Task statement: Read through the entries below and return each line with the word "ดขายใหม".

· · ·

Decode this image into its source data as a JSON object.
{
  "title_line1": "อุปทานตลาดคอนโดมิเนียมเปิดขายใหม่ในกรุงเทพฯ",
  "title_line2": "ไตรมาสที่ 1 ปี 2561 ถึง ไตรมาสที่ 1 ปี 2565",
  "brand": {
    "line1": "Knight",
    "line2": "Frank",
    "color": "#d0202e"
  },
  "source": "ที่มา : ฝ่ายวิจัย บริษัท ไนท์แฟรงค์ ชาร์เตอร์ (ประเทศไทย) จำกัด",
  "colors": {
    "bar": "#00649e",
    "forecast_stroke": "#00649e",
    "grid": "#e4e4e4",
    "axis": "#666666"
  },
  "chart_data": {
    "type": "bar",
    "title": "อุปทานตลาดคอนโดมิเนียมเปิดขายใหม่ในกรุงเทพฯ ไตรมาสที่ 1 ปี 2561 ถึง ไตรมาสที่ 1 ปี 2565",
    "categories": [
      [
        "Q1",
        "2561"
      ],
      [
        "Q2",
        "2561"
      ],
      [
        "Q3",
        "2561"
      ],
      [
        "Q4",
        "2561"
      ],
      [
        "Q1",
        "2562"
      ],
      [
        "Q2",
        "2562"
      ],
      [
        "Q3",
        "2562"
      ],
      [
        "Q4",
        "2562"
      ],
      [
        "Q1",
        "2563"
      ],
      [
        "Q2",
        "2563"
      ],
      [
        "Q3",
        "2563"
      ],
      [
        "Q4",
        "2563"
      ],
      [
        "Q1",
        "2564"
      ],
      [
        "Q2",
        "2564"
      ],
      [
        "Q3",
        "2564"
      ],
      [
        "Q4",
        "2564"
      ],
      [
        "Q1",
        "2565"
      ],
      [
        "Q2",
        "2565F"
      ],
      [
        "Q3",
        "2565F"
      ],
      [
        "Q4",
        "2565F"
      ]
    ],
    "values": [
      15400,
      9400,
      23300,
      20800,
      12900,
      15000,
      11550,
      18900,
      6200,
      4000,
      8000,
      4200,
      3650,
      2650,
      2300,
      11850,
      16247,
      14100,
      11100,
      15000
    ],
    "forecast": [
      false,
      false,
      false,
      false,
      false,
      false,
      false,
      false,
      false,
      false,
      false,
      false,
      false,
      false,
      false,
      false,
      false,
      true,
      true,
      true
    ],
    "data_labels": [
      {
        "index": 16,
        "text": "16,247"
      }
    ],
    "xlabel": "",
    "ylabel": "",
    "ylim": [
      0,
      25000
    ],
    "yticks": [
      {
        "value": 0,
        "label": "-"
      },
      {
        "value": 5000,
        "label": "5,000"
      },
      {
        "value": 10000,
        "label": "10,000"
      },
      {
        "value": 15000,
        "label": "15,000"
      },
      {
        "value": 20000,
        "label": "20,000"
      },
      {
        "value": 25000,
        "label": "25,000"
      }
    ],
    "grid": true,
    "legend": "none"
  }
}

· · ·

Worked answer:
  "title_line1": "อุปทานตลาดคอนโดมิเนียมเปิดขายใหม่ในกรุงเทพฯ",
    "title": "อุปทานตลาดคอนโดมิเนียมเปิดขายใหม่ในกรุงเทพฯ ไตรมาสที่ 1 ปี 2561 ถึง ไตรมาสที่ 1 ปี 2565",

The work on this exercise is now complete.